Data items:

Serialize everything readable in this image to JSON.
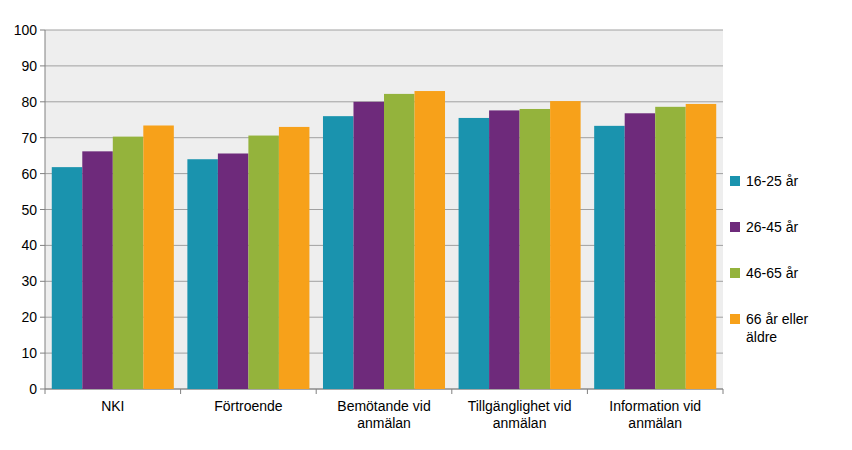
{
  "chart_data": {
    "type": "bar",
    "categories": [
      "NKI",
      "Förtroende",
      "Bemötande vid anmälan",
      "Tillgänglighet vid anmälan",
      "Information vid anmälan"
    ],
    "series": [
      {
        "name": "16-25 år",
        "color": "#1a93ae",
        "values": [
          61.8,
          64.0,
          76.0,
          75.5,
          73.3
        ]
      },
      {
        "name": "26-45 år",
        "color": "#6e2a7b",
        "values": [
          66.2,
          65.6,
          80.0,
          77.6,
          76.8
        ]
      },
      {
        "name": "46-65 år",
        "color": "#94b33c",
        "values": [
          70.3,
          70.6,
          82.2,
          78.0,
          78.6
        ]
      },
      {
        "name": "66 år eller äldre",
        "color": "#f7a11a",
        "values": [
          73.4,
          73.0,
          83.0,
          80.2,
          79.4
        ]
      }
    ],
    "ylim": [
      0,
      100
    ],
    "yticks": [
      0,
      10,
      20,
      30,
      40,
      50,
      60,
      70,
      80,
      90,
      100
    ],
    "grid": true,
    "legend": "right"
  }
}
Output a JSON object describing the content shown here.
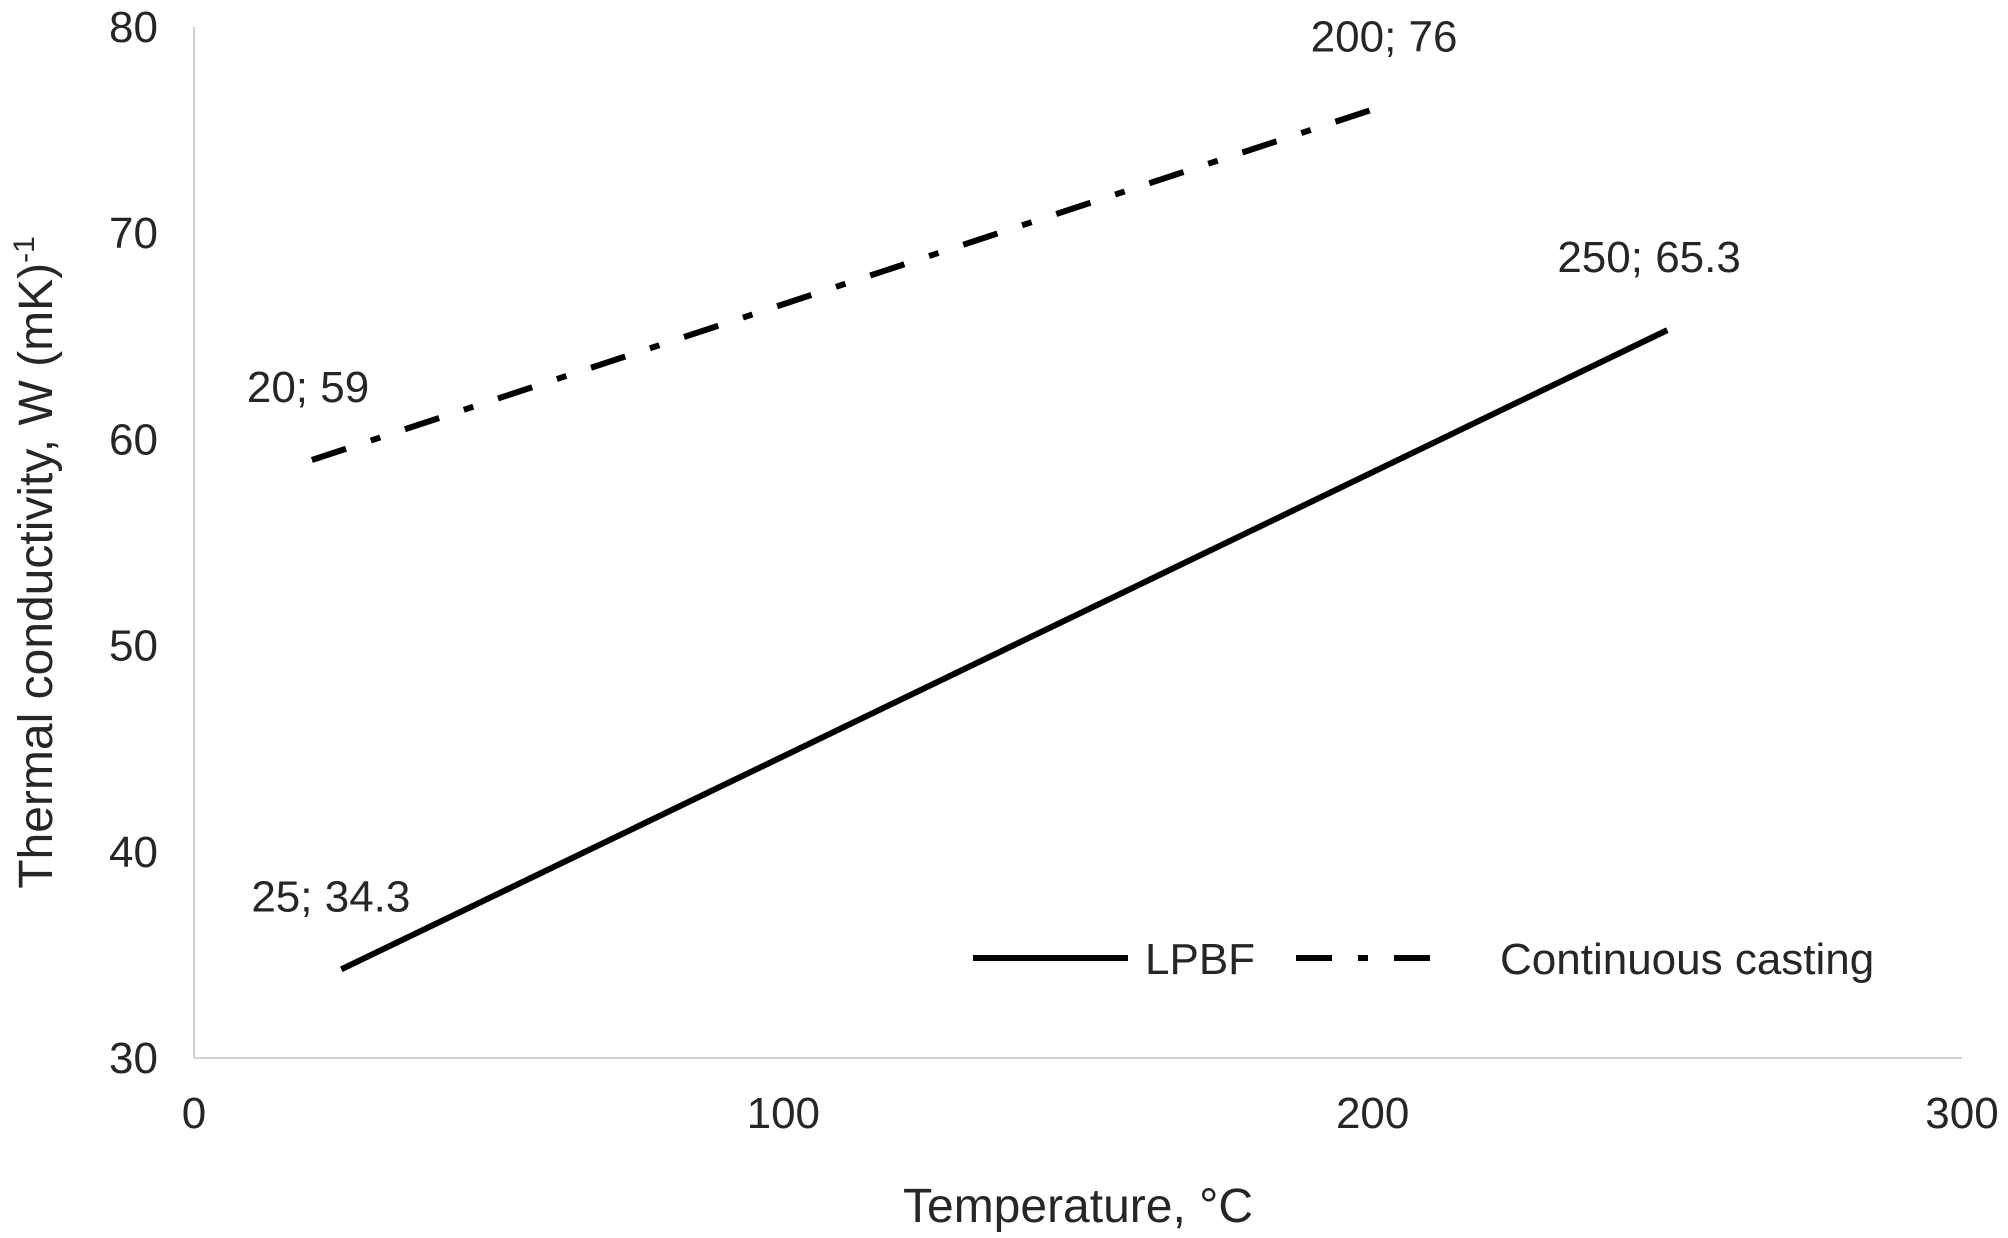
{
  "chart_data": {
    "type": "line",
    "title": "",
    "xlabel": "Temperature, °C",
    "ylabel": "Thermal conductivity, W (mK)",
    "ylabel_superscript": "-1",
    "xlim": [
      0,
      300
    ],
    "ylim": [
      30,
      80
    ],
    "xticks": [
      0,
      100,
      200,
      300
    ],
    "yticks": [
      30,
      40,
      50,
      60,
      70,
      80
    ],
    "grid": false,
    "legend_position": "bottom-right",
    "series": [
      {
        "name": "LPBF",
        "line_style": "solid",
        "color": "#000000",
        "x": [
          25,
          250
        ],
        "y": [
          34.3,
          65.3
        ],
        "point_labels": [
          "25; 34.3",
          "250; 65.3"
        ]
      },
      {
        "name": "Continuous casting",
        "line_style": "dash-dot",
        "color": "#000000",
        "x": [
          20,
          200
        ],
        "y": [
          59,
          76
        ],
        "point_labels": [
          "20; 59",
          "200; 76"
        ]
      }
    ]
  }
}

Direction
All of the entries need to be transcribed word for word; pictures are left out.

Finished answer
Serialize everything readable in this image to JSON.
{
  "chart_data": {
    "type": "bar",
    "categories": [
      "NKI",
      "Förtroende",
      "Bemötande vid anmälan",
      "Tillgänglighet vid anmälan",
      "Information vid anmälan"
    ],
    "series": [
      {
        "name": "16-25 år",
        "color": "#1a93ae",
        "values": [
          61.8,
          64.0,
          76.0,
          75.5,
          73.3
        ]
      },
      {
        "name": "26-45 år",
        "color": "#6e2a7b",
        "values": [
          66.2,
          65.6,
          80.0,
          77.6,
          76.8
        ]
      },
      {
        "name": "46-65 år",
        "color": "#94b33c",
        "values": [
          70.3,
          70.6,
          82.2,
          78.0,
          78.6
        ]
      },
      {
        "name": "66 år eller äldre",
        "color": "#f7a11a",
        "values": [
          73.4,
          73.0,
          83.0,
          80.2,
          79.4
        ]
      }
    ],
    "ylim": [
      0,
      100
    ],
    "yticks": [
      0,
      10,
      20,
      30,
      40,
      50,
      60,
      70,
      80,
      90,
      100
    ],
    "grid": true,
    "legend": "right"
  }
}
Output a JSON object describing the content shown here.
{
  "chart_data": {
    "type": "line",
    "title": "",
    "xlabel": "Temperature, °C",
    "ylabel": "Thermal conductivity, W (mK)",
    "ylabel_superscript": "-1",
    "xlim": [
      0,
      300
    ],
    "ylim": [
      30,
      80
    ],
    "xticks": [
      0,
      100,
      200,
      300
    ],
    "yticks": [
      30,
      40,
      50,
      60,
      70,
      80
    ],
    "grid": false,
    "legend_position": "bottom-right",
    "series": [
      {
        "name": "LPBF",
        "line_style": "solid",
        "color": "#000000",
        "x": [
          25,
          250
        ],
        "y": [
          34.3,
          65.3
        ],
        "point_labels": [
          "25; 34.3",
          "250; 65.3"
        ]
      },
      {
        "name": "Continuous casting",
        "line_style": "dash-dot",
        "color": "#000000",
        "x": [
          20,
          200
        ],
        "y": [
          59,
          76
        ],
        "point_labels": [
          "20; 59",
          "200; 76"
        ]
      }
    ]
  }
}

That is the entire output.